◆ **Task statement**
From the entries that follow, list every line in which the string "time" appears.

Saved data entries
━━━━━━━━━━
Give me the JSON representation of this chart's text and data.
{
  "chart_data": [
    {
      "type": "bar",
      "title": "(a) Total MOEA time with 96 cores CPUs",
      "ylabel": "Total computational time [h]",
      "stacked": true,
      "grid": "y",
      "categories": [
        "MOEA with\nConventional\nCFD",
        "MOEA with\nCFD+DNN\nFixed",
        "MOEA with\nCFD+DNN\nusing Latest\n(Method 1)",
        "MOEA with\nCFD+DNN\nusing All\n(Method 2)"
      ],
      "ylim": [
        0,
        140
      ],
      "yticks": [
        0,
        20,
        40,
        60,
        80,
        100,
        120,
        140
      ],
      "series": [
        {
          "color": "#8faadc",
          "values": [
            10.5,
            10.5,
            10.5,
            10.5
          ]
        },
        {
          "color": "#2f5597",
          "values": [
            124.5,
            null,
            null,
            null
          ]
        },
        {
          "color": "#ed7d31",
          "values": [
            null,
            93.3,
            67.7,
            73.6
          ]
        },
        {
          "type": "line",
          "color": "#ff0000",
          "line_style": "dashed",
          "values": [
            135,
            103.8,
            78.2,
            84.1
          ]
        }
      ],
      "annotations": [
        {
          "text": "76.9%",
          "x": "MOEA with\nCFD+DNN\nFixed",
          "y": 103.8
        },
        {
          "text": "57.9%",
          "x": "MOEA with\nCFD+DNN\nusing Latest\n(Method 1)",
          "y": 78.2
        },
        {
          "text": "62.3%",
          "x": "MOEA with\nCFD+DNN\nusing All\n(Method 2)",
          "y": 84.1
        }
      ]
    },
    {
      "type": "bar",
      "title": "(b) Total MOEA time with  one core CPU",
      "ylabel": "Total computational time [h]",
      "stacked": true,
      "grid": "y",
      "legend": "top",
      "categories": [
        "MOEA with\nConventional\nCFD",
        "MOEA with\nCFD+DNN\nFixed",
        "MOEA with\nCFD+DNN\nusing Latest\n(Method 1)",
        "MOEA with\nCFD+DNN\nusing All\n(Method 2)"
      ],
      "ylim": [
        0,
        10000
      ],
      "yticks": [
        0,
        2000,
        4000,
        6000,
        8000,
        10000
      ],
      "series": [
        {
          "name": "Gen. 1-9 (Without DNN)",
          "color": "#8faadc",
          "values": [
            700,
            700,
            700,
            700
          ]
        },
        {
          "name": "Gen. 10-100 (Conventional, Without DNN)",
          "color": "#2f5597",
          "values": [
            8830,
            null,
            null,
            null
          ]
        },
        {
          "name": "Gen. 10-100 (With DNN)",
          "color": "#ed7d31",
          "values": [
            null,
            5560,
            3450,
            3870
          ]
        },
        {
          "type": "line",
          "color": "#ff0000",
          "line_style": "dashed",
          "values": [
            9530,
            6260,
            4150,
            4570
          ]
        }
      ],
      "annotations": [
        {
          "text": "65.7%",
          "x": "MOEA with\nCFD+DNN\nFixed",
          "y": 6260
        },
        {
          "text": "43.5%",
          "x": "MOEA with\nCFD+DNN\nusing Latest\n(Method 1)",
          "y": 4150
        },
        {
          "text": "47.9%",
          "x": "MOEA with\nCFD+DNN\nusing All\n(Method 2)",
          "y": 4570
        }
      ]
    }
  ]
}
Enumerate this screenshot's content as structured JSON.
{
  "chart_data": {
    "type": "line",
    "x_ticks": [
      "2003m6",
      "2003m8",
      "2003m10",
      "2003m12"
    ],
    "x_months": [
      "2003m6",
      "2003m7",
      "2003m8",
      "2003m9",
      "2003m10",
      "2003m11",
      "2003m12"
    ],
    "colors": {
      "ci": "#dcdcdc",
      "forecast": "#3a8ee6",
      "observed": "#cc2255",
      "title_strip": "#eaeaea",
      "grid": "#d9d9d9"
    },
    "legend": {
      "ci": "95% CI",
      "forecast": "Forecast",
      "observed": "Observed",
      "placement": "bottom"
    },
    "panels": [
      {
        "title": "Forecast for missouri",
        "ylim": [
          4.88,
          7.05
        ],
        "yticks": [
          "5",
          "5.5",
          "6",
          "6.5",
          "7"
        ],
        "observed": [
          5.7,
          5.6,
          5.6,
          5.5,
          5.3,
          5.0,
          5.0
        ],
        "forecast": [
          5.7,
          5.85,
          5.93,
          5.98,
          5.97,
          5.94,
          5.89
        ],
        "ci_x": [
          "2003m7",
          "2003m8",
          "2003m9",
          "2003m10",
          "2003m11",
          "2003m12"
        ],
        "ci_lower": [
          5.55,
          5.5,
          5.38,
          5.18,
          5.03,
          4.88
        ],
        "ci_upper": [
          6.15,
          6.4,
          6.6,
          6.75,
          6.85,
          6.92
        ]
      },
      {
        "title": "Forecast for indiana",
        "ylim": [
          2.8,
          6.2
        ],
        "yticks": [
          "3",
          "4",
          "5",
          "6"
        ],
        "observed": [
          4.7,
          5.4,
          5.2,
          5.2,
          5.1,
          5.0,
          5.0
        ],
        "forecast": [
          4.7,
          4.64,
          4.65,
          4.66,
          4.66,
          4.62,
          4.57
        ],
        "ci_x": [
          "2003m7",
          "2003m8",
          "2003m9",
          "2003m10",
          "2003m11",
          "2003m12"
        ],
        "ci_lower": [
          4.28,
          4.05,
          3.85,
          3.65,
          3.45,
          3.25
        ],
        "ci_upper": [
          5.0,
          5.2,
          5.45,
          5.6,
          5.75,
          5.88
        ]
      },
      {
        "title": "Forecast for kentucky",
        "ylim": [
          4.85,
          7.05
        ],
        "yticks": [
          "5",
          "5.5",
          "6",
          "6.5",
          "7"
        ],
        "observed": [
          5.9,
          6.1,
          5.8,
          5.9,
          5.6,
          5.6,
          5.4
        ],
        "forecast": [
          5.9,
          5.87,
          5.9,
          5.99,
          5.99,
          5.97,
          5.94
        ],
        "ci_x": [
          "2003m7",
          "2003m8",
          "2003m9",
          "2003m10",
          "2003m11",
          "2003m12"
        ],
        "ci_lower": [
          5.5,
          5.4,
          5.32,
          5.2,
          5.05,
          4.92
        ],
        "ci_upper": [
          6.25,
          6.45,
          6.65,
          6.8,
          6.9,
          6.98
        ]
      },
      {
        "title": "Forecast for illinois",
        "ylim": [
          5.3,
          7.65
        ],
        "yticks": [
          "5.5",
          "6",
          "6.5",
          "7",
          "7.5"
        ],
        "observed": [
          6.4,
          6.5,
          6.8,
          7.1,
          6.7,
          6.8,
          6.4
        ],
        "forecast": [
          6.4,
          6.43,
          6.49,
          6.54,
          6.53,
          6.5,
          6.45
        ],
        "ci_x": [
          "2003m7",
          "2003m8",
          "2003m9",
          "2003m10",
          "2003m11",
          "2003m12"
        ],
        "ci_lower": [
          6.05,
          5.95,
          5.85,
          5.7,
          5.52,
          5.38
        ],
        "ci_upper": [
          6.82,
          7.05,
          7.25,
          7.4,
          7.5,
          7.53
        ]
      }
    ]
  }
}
━━━━━━━━━━
◆ **Output for this exercise**
      "title": "(a) Total MOEA time with 96 cores CPUs",
      "ylabel": "Total computational time [h]",
      "title": "(b) Total MOEA time with  one core CPU",
      "ylabel": "Total computational time [h]",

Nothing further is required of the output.